> **YOUR INSTRUCTIONS**: Repeat the records verbatim and leave the pictures out of your copy.

> **ROWS**:

begin

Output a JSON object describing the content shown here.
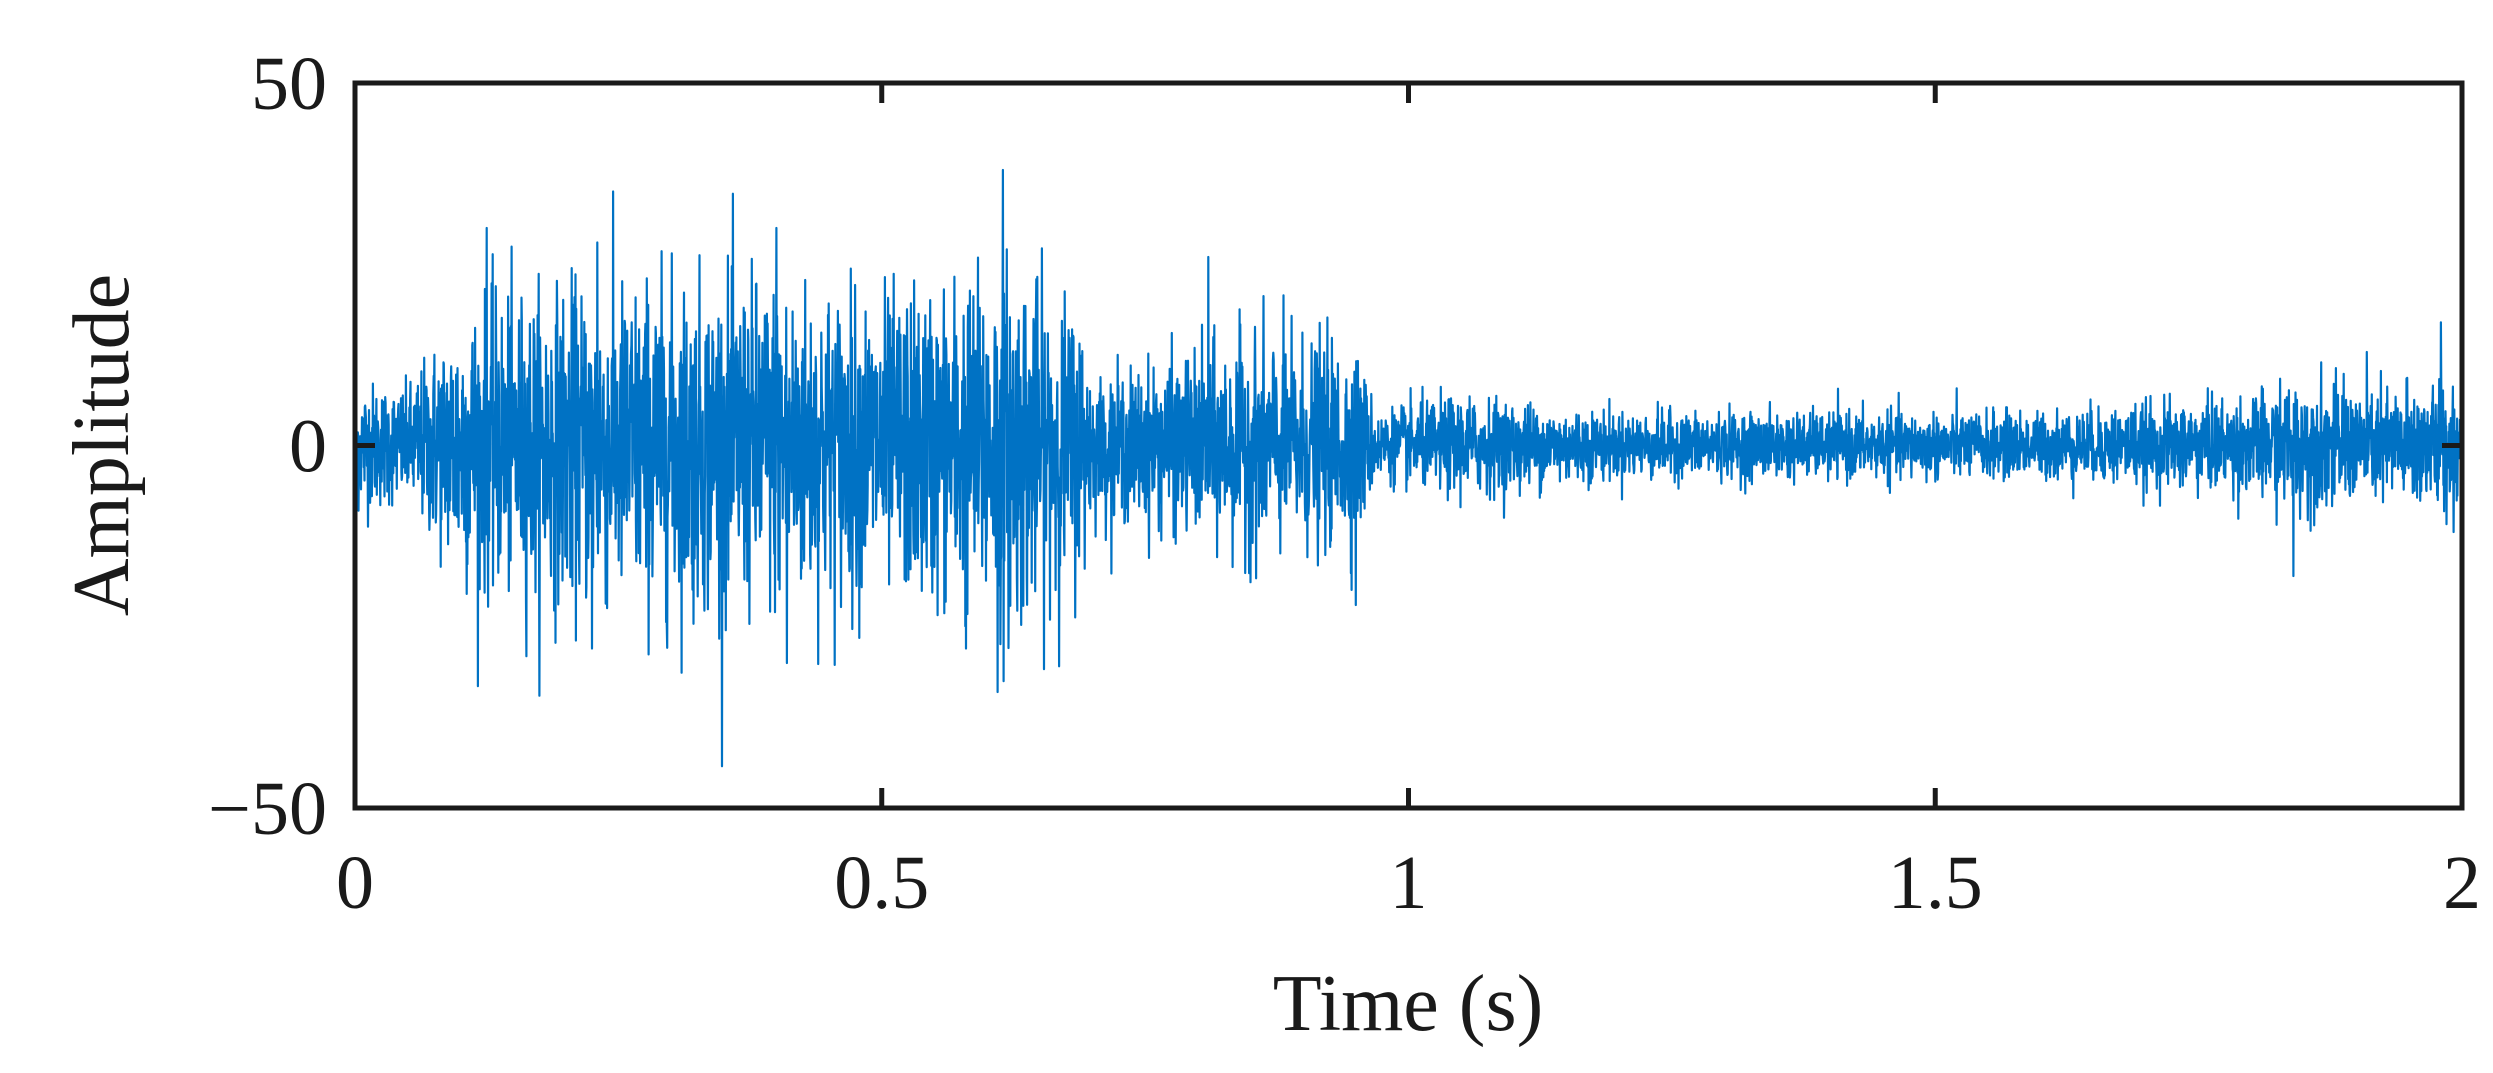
{
  "chart_data": {
    "type": "line",
    "title": "",
    "xlabel": "Time (s)",
    "ylabel": "Amplitude",
    "xlim": [
      0,
      2
    ],
    "ylim": [
      -50,
      50
    ],
    "grid": false,
    "x_ticks": [
      0,
      0.5,
      1,
      1.5,
      2
    ],
    "x_tick_labels": [
      "0",
      "0.5",
      "1",
      "1.5",
      "2"
    ],
    "y_ticks": [
      -50,
      0,
      50
    ],
    "y_tick_labels": [
      "−50",
      "0",
      "50"
    ],
    "series": [
      {
        "color": "#0072c4",
        "style": "dense oscillating signal",
        "envelope": {
          "t": [
            0.0,
            0.05,
            0.1,
            0.2,
            0.3,
            0.4,
            0.5,
            0.55,
            0.6,
            0.62,
            0.65,
            0.69,
            0.7,
            0.8,
            0.85,
            0.95,
            0.97,
            1.0,
            1.05,
            1.2,
            1.4,
            1.6,
            1.8,
            1.85,
            1.9,
            2.0
          ],
          "amp": [
            8,
            7,
            17,
            19,
            20,
            20,
            18,
            19,
            21,
            23,
            19,
            16,
            8,
            11,
            13,
            12,
            4,
            5,
            6,
            4,
            4,
            4,
            6,
            8,
            7,
            8
          ]
        },
        "peaks": [
          {
            "t": 0.125,
            "y": 30
          },
          {
            "t": 0.23,
            "y": 28
          },
          {
            "t": 0.4,
            "y": 30
          },
          {
            "t": 0.58,
            "y": 28
          },
          {
            "t": 0.615,
            "y": 38
          },
          {
            "t": 0.81,
            "y": 26
          },
          {
            "t": 0.95,
            "y": 23
          },
          {
            "t": 0.41,
            "y": -30
          },
          {
            "t": 0.225,
            "y": -28
          },
          {
            "t": 0.61,
            "y": -34
          },
          {
            "t": 0.58,
            "y": -28
          },
          {
            "t": 0.95,
            "y": -22
          },
          {
            "t": 1.84,
            "y": -18
          },
          {
            "t": 1.98,
            "y": 17
          }
        ]
      }
    ]
  }
}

end

> **THE COMPLETED TASK**:
Output a JSON object describing the content shown here.
{
  "chart_data": {
    "type": "line",
    "title": "",
    "xlabel": "Time (s)",
    "ylabel": "Amplitude",
    "xlim": [
      0,
      2
    ],
    "ylim": [
      -50,
      50
    ],
    "grid": false,
    "x_ticks": [
      0,
      0.5,
      1,
      1.5,
      2
    ],
    "x_tick_labels": [
      "0",
      "0.5",
      "1",
      "1.5",
      "2"
    ],
    "y_ticks": [
      -50,
      0,
      50
    ],
    "y_tick_labels": [
      "−50",
      "0",
      "50"
    ],
    "series": [
      {
        "color": "#0072c4",
        "style": "dense oscillating signal",
        "envelope": {
          "t": [
            0.0,
            0.05,
            0.1,
            0.2,
            0.3,
            0.4,
            0.5,
            0.55,
            0.6,
            0.62,
            0.65,
            0.69,
            0.7,
            0.8,
            0.85,
            0.95,
            0.97,
            1.0,
            1.05,
            1.2,
            1.4,
            1.6,
            1.8,
            1.85,
            1.9,
            2.0
          ],
          "amp": [
            8,
            7,
            17,
            19,
            20,
            20,
            18,
            19,
            21,
            23,
            19,
            16,
            8,
            11,
            13,
            12,
            4,
            5,
            6,
            4,
            4,
            4,
            6,
            8,
            7,
            8
          ]
        },
        "peaks": [
          {
            "t": 0.125,
            "y": 30
          },
          {
            "t": 0.23,
            "y": 28
          },
          {
            "t": 0.4,
            "y": 30
          },
          {
            "t": 0.58,
            "y": 28
          },
          {
            "t": 0.615,
            "y": 38
          },
          {
            "t": 0.81,
            "y": 26
          },
          {
            "t": 0.95,
            "y": 23
          },
          {
            "t": 0.41,
            "y": -30
          },
          {
            "t": 0.225,
            "y": -28
          },
          {
            "t": 0.61,
            "y": -34
          },
          {
            "t": 0.58,
            "y": -28
          },
          {
            "t": 0.95,
            "y": -22
          },
          {
            "t": 1.84,
            "y": -18
          },
          {
            "t": 1.98,
            "y": 17
          }
        ]
      }
    ]
  }
}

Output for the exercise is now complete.